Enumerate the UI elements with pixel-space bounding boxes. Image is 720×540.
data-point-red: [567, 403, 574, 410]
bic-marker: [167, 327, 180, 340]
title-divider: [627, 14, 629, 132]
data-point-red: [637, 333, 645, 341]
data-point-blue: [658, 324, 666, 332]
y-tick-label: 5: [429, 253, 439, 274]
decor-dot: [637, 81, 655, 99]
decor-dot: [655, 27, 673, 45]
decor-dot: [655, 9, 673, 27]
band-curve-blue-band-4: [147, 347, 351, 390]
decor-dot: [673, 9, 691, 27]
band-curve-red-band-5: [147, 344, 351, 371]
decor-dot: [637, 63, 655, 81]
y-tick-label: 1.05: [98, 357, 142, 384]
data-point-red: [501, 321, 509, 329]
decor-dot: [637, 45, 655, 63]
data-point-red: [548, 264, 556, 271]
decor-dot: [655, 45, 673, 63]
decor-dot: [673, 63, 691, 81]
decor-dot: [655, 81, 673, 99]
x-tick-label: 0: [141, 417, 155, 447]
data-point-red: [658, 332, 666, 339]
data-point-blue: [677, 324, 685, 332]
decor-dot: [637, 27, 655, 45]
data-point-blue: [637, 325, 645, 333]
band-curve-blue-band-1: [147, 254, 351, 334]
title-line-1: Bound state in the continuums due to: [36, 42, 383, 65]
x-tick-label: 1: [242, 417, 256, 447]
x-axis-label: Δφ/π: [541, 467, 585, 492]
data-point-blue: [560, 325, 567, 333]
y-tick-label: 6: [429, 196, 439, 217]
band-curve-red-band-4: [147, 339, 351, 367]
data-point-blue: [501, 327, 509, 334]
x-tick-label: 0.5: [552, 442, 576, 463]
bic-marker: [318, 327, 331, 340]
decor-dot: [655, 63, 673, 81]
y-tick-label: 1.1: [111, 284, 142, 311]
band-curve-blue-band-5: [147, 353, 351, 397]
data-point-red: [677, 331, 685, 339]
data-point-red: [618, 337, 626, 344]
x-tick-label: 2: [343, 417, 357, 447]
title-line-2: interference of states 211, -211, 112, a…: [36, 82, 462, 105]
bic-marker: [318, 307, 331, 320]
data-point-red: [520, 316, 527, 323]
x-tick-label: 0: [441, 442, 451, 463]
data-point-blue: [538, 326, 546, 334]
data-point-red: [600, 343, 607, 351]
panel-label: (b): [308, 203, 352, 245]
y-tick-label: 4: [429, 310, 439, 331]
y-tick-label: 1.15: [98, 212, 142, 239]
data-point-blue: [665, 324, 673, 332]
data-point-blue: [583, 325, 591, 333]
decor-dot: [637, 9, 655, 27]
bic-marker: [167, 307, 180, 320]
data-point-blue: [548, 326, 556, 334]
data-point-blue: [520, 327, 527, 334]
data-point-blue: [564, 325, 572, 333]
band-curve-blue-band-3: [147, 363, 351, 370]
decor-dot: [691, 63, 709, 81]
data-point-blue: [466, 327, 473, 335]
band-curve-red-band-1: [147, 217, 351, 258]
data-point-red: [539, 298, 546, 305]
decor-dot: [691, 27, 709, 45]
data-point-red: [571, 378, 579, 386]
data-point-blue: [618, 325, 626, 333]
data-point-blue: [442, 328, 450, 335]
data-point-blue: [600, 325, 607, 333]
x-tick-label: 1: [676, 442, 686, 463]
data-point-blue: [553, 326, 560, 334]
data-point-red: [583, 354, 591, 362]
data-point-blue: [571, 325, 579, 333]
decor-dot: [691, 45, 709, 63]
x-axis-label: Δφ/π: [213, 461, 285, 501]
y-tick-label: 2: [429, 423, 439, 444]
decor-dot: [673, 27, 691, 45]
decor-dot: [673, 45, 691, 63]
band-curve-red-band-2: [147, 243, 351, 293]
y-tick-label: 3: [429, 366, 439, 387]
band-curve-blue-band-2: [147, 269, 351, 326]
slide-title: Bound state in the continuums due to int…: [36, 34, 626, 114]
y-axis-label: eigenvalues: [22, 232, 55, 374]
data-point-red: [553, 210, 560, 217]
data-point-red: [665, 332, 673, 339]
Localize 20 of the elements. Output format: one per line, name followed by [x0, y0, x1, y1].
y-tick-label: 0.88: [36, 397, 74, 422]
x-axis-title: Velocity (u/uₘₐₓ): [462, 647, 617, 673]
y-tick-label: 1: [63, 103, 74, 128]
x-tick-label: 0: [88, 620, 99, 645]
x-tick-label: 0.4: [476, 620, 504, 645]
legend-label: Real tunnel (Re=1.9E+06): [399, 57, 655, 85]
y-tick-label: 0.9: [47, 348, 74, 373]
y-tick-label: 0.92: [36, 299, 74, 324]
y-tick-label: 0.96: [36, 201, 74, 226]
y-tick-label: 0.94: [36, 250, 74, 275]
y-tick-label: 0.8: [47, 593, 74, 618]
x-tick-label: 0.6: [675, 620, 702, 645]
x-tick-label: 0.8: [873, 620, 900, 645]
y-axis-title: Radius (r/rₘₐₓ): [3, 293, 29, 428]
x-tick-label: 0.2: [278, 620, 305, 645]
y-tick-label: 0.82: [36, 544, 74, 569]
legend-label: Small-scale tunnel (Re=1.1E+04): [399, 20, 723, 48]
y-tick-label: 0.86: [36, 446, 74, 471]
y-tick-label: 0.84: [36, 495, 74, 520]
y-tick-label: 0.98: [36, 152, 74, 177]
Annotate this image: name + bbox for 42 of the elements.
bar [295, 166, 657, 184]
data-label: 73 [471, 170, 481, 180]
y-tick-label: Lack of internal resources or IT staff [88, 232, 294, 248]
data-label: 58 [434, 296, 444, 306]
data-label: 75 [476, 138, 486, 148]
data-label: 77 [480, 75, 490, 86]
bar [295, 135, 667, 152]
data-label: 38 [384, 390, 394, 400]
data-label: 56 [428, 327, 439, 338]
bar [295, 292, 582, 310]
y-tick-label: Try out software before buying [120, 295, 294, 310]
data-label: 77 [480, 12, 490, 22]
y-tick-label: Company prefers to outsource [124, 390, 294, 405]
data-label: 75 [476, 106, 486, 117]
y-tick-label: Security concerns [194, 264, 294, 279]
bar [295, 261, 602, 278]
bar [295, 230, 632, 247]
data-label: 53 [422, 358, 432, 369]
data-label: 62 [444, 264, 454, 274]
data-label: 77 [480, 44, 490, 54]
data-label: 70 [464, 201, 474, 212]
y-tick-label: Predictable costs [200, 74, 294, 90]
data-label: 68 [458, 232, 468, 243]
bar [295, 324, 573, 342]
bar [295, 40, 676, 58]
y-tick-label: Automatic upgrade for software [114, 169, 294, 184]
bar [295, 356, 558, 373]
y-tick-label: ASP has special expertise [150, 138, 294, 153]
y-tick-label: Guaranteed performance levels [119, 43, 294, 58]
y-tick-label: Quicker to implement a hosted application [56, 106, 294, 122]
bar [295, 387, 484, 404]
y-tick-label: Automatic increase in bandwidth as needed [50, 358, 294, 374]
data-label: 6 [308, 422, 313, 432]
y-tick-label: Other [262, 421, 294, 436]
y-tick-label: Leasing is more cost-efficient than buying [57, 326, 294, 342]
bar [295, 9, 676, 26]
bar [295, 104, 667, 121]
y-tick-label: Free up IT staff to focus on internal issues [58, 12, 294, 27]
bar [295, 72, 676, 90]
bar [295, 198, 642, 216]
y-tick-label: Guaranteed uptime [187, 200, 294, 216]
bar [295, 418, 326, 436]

What the exercise asks:
Reproduce every item above word for word, keeping each line unchanged.

Solution to this exercise:
Enumerate the UI elements with pixel-space bounding boxes. Image is 720×540.
data-point-red: [567, 403, 574, 410]
bic-marker: [167, 327, 180, 340]
title-divider: [627, 14, 629, 132]
data-point-red: [637, 333, 645, 341]
data-point-blue: [658, 324, 666, 332]
y-tick-label: 5: [429, 253, 439, 274]
decor-dot: [637, 81, 655, 99]
decor-dot: [655, 27, 673, 45]
decor-dot: [655, 9, 673, 27]
band-curve-blue-band-4: [147, 347, 351, 390]
decor-dot: [673, 9, 691, 27]
band-curve-red-band-5: [147, 344, 351, 371]
decor-dot: [637, 63, 655, 81]
y-tick-label: 1.05: [98, 357, 142, 384]
data-point-red: [501, 321, 509, 329]
decor-dot: [637, 45, 655, 63]
data-point-red: [548, 264, 556, 271]
decor-dot: [655, 45, 673, 63]
decor-dot: [673, 63, 691, 81]
decor-dot: [655, 81, 673, 99]
x-tick-label: 0: [141, 417, 155, 447]
data-point-red: [658, 332, 666, 339]
data-point-blue: [677, 324, 685, 332]
decor-dot: [637, 27, 655, 45]
data-point-blue: [637, 325, 645, 333]
band-curve-blue-band-1: [147, 254, 351, 334]
title-line-1: Bound state in the continuums due to: [36, 42, 383, 65]
x-tick-label: 1: [242, 417, 256, 447]
x-axis-label: Δφ/π: [541, 467, 585, 492]
data-point-blue: [560, 325, 567, 333]
y-tick-label: 6: [429, 196, 439, 217]
band-curve-red-band-4: [147, 339, 351, 367]
data-point-blue: [501, 327, 509, 334]
x-tick-label: 0.5: [552, 442, 576, 463]
bic-marker: [318, 327, 331, 340]
decor-dot: [655, 63, 673, 81]
y-tick-label: 1.1: [111, 284, 142, 311]
band-curve-blue-band-5: [147, 353, 351, 397]
data-point-red: [677, 331, 685, 339]
data-point-red: [618, 337, 626, 344]
x-tick-label: 2: [343, 417, 357, 447]
title-line-2: interference of states 211, -211, 112, a…: [36, 82, 462, 105]
bic-marker: [318, 307, 331, 320]
data-point-red: [520, 316, 527, 323]
x-tick-label: 0: [441, 442, 451, 463]
data-point-blue: [538, 326, 546, 334]
data-point-red: [600, 343, 607, 351]
panel-label: (b): [308, 203, 352, 245]
y-tick-label: 4: [429, 310, 439, 331]
y-tick-label: 1.15: [98, 212, 142, 239]
data-point-blue: [665, 324, 673, 332]
data-point-blue: [583, 325, 591, 333]
decor-dot: [637, 9, 655, 27]
bic-marker: [167, 307, 180, 320]
data-point-blue: [548, 326, 556, 334]
data-point-blue: [520, 327, 527, 334]
data-point-blue: [564, 325, 572, 333]
band-curve-blue-band-3: [147, 363, 351, 370]
decor-dot: [691, 63, 709, 81]
data-point-blue: [466, 327, 473, 335]
band-curve-red-band-1: [147, 217, 351, 258]
data-point-red: [539, 298, 546, 305]
decor-dot: [691, 27, 709, 45]
data-point-red: [571, 378, 579, 386]
data-point-blue: [618, 325, 626, 333]
data-point-blue: [442, 328, 450, 335]
data-point-blue: [600, 325, 607, 333]
x-tick-label: 1: [676, 442, 686, 463]
data-point-blue: [553, 326, 560, 334]
data-point-red: [583, 354, 591, 362]
data-point-blue: [571, 325, 579, 333]
decor-dot: [691, 45, 709, 63]
x-axis-label: Δφ/π: [213, 461, 285, 501]
y-tick-label: 2: [429, 423, 439, 444]
decor-dot: [673, 27, 691, 45]
decor-dot: [673, 45, 691, 63]
band-curve-red-band-2: [147, 243, 351, 293]
y-tick-label: 3: [429, 366, 439, 387]
band-curve-blue-band-2: [147, 269, 351, 326]
slide-title: Bound state in the continuums due to int…: [36, 34, 626, 114]
y-axis-label: eigenvalues: [22, 232, 55, 374]
data-point-red: [553, 210, 560, 217]
data-point-red: [665, 332, 673, 339]
Localize 20 of the elements. Output format: one per line, name followed by [x0, y0, x1, y1].
y-tick-label: 0.88: [36, 397, 74, 422]
x-axis-title: Velocity (u/uₘₐₓ): [462, 647, 617, 673]
y-tick-label: 1: [63, 103, 74, 128]
x-tick-label: 0: [88, 620, 99, 645]
x-tick-label: 0.4: [476, 620, 504, 645]
legend-label: Real tunnel (Re=1.9E+06): [399, 57, 655, 85]
y-tick-label: 0.9: [47, 348, 74, 373]
y-tick-label: 0.92: [36, 299, 74, 324]
y-tick-label: 0.96: [36, 201, 74, 226]
y-tick-label: 0.94: [36, 250, 74, 275]
y-tick-label: 0.8: [47, 593, 74, 618]
x-tick-label: 0.6: [675, 620, 702, 645]
x-tick-label: 0.8: [873, 620, 900, 645]
y-axis-title: Radius (r/rₘₐₓ): [3, 293, 29, 428]
x-tick-label: 0.2: [278, 620, 305, 645]
y-tick-label: 0.82: [36, 544, 74, 569]
legend-label: Small-scale tunnel (Re=1.1E+04): [399, 20, 723, 48]
y-tick-label: 0.86: [36, 446, 74, 471]
y-tick-label: 0.84: [36, 495, 74, 520]
y-tick-label: 0.98: [36, 152, 74, 177]
Annotate this image: name + bbox for 42 of the elements.
bar [295, 166, 657, 184]
data-label: 73 [471, 170, 481, 180]
y-tick-label: Lack of internal resources or IT staff [88, 232, 294, 248]
data-label: 58 [434, 296, 444, 306]
data-label: 75 [476, 138, 486, 148]
data-label: 77 [480, 75, 490, 86]
bar [295, 135, 667, 152]
data-label: 38 [384, 390, 394, 400]
data-label: 56 [428, 327, 439, 338]
bar [295, 292, 582, 310]
y-tick-label: Try out software before buying [120, 295, 294, 310]
data-label: 77 [480, 12, 490, 22]
y-tick-label: Company prefers to outsource [124, 390, 294, 405]
data-label: 75 [476, 106, 486, 117]
y-tick-label: Security concerns [194, 264, 294, 279]
bar [295, 261, 602, 278]
bar [295, 230, 632, 247]
data-label: 53 [422, 358, 432, 369]
data-label: 62 [444, 264, 454, 274]
data-label: 77 [480, 44, 490, 54]
data-label: 70 [464, 201, 474, 212]
y-tick-label: Predictable costs [200, 74, 294, 90]
data-label: 68 [458, 232, 468, 243]
bar [295, 324, 573, 342]
bar [295, 40, 676, 58]
y-tick-label: Automatic upgrade for software [114, 169, 294, 184]
bar [295, 356, 558, 373]
y-tick-label: ASP has special expertise [150, 138, 294, 153]
y-tick-label: Guaranteed performance levels [119, 43, 294, 58]
y-tick-label: Quicker to implement a hosted application [56, 106, 294, 122]
bar [295, 387, 484, 404]
y-tick-label: Automatic increase in bandwidth as needed [50, 358, 294, 374]
data-label: 6 [308, 422, 313, 432]
y-tick-label: Other [262, 421, 294, 436]
y-tick-label: Leasing is more cost-efficient than buying [57, 326, 294, 342]
bar [295, 9, 676, 26]
bar [295, 104, 667, 121]
y-tick-label: Free up IT staff to focus on internal issues [58, 12, 294, 27]
bar [295, 72, 676, 90]
bar [295, 198, 642, 216]
y-tick-label: Guaranteed uptime [187, 200, 294, 216]
bar [295, 418, 326, 436]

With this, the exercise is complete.